While working as a physical therapist, Brian Noehren was frustrated by the lack of robust clinical evidence to support the interventions used in the clinic. He had ideas about what could be done differently, but he didn't have the research training to explore them.
"I wanted to come up with better strategies to address injuries that are so vexing and challenging to treat," he said.
Motived to find solutions, Noehren turned his career to translational research in physical therapy, completing his Ph.D. in biomechanics and movement science at the University of Delaware before joining the University of Kentucky's faculty five years ago. With the funding and support from the UK Center for Clinical and Translational Science and the National Institutes of Health, Noehren studies how muscle and physical function are affected by knee injuries—a significant source of disability in the United States—and how best to intervene and treat such injuries.
"I started by looking at really big picture things - after you have these injuries, do you alter the way you walk or run?" he said. "I've always been fascinated by how the human body moves. And at its heart, physical therapy is really about helping individuals improve their physical function, and one part of that is their ability to move."
His research uses MRIs and assays of muscle biopsies to examine how muscles have been altered by injury and then identify therapeutic targets. By examining the mechanisms of the altered muscle and gait function, he can develop, test, and asses new physical therapy interventions.
Noehren conducts his research with the assistance of a number of students, many of whom are undergraduates. In addition to instilling knowledge about physical therapy and research, he is also committed to helping his students develop keen critical thinking skills to look at problems from all angles.
"We devote a lot of time and resources to them - they're in essence the heart of the lab," he said. "I wish I'd had the opportunities that the students at UK have to participate in research starting at the undergraduate level. I've been so impressed with the undergrads working in our lab - they go from having a limited sense of what we do, to rapidly becoming content experts."

◇ ◇ ◇ ◇ ◇ ◇ ◇

WORK ORDER
Reproduce word for word the part of the profile of Brian Noehren above, starting at "Noehren conducts his" and ending at "from all angles.".

Stored data entries
◇ ◇ ◇ ◇ ◇ ◇ ◇

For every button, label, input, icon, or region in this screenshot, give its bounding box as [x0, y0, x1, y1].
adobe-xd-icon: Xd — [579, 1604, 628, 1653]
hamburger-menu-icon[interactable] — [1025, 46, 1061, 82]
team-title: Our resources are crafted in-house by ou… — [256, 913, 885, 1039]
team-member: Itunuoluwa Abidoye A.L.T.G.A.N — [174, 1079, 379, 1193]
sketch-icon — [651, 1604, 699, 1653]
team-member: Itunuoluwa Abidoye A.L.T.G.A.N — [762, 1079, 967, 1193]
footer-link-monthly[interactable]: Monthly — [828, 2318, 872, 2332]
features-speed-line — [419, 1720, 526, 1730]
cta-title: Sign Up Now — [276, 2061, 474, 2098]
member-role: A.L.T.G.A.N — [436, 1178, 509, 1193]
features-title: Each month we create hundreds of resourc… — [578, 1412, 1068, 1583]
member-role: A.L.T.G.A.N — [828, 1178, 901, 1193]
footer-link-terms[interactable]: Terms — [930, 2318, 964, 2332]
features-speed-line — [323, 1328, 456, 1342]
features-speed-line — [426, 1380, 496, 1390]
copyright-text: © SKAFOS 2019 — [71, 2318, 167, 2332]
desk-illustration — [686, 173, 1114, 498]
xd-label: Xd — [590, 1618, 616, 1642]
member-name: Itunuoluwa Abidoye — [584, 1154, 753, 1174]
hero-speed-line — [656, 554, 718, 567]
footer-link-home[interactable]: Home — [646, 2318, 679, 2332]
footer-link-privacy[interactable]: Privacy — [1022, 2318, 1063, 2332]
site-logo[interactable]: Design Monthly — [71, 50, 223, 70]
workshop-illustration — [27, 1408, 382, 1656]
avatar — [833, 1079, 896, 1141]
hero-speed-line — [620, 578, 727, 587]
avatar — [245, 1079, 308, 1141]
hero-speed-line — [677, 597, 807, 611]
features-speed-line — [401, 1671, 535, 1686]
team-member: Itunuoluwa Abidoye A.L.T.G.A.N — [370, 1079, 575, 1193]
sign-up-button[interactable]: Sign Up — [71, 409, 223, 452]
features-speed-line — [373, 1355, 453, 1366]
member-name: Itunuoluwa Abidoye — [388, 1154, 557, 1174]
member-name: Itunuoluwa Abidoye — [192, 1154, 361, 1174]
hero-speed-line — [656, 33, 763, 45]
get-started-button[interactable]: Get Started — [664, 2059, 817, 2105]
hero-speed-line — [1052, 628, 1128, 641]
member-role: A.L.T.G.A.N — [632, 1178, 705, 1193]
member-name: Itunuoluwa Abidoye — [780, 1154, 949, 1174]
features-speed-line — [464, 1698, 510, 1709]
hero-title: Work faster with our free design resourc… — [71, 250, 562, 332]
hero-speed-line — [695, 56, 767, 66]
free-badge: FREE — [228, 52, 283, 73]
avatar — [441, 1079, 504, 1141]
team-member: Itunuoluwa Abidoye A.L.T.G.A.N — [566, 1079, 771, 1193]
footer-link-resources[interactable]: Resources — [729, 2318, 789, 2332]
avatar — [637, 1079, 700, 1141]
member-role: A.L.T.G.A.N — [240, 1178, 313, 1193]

◇ ◇ ◇ ◇ ◇ ◇ ◇

REPLY TO THE EXERCISE
Noehren conducts his research with the assistance of a number of students, many of whom are undergraduates. In addition to instilling knowledge about physical therapy and research, he is also committed to helping his students develop keen critical thinking skills to look at problems from all angles.